**What to produce**
Copy every line of these rows out word for word, keeping them in the same order.

(Box annotation data)
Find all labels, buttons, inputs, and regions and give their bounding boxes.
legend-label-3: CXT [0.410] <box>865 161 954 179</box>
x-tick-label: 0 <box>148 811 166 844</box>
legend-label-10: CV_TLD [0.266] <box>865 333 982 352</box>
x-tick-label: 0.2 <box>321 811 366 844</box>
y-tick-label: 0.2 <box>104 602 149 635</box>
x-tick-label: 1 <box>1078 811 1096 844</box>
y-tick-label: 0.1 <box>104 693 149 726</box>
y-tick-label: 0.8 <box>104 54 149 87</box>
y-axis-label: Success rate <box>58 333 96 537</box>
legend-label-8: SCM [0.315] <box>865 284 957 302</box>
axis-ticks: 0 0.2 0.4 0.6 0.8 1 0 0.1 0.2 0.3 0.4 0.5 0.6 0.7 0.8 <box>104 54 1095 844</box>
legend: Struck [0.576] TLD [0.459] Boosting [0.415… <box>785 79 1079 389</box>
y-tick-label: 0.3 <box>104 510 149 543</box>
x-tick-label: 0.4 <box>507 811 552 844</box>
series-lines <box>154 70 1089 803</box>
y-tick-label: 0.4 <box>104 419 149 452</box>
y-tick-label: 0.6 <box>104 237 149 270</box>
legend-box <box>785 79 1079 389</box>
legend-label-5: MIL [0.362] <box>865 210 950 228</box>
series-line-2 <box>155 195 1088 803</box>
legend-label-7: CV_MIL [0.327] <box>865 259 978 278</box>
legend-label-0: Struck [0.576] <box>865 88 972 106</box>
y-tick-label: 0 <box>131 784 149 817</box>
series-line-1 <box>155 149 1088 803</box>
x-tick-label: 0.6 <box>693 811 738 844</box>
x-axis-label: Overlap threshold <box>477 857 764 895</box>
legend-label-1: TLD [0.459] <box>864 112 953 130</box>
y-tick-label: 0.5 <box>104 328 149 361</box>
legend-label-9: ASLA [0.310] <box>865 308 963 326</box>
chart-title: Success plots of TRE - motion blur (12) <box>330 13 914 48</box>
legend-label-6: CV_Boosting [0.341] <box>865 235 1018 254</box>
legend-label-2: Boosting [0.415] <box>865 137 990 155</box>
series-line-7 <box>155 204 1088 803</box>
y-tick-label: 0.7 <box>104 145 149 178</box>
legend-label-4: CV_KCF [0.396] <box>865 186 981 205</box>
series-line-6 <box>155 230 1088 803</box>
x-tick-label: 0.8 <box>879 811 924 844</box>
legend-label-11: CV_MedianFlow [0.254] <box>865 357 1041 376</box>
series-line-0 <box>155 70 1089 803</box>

**Solution to the exercise**
Find all labels, buttons, inputs, and regions and give their bounding boxes.
legend-label-3: CXT [0.410] <box>865 161 954 179</box>
x-tick-label: 0 <box>148 811 166 844</box>
legend-label-10: CV_TLD [0.266] <box>865 333 982 352</box>
x-tick-label: 0.2 <box>321 811 366 844</box>
y-tick-label: 0.2 <box>104 602 149 635</box>
x-tick-label: 1 <box>1078 811 1096 844</box>
y-tick-label: 0.1 <box>104 693 149 726</box>
y-tick-label: 0.8 <box>104 54 149 87</box>
y-axis-label: Success rate <box>58 333 96 537</box>
legend-label-8: SCM [0.315] <box>865 284 957 302</box>
axis-ticks: 0 0.2 0.4 0.6 0.8 1 0 0.1 0.2 0.3 0.4 0.5 0.6 0.7 0.8 <box>104 54 1095 844</box>
legend: Struck [0.576] TLD [0.459] Boosting [0.415… <box>785 79 1079 389</box>
y-tick-label: 0.3 <box>104 510 149 543</box>
x-tick-label: 0.4 <box>507 811 552 844</box>
series-lines <box>154 70 1089 803</box>
y-tick-label: 0.4 <box>104 419 149 452</box>
y-tick-label: 0.6 <box>104 237 149 270</box>
legend-box <box>785 79 1079 389</box>
legend-label-5: MIL [0.362] <box>865 210 950 228</box>
series-line-2 <box>155 195 1088 803</box>
legend-label-7: CV_MIL [0.327] <box>865 259 978 278</box>
legend-label-0: Struck [0.576] <box>865 88 972 106</box>
y-tick-label: 0 <box>131 784 149 817</box>
series-line-1 <box>155 149 1088 803</box>
x-tick-label: 0.6 <box>693 811 738 844</box>
x-axis-label: Overlap threshold <box>477 857 764 895</box>
legend-label-1: TLD [0.459] <box>864 112 953 130</box>
y-tick-label: 0.5 <box>104 328 149 361</box>
legend-label-9: ASLA [0.310] <box>865 308 963 326</box>
chart-title: Success plots of TRE - motion blur (12) <box>330 13 914 48</box>
legend-label-6: CV_Boosting [0.341] <box>865 235 1018 254</box>
legend-label-2: Boosting [0.415] <box>865 137 990 155</box>
series-line-7 <box>155 204 1088 803</box>
y-tick-label: 0.7 <box>104 145 149 178</box>
legend-label-4: CV_KCF [0.396] <box>865 186 981 205</box>
series-line-6 <box>155 230 1088 803</box>
x-tick-label: 0.8 <box>879 811 924 844</box>
legend-label-11: CV_MedianFlow [0.254] <box>865 357 1041 376</box>
series-line-0 <box>155 70 1089 803</box>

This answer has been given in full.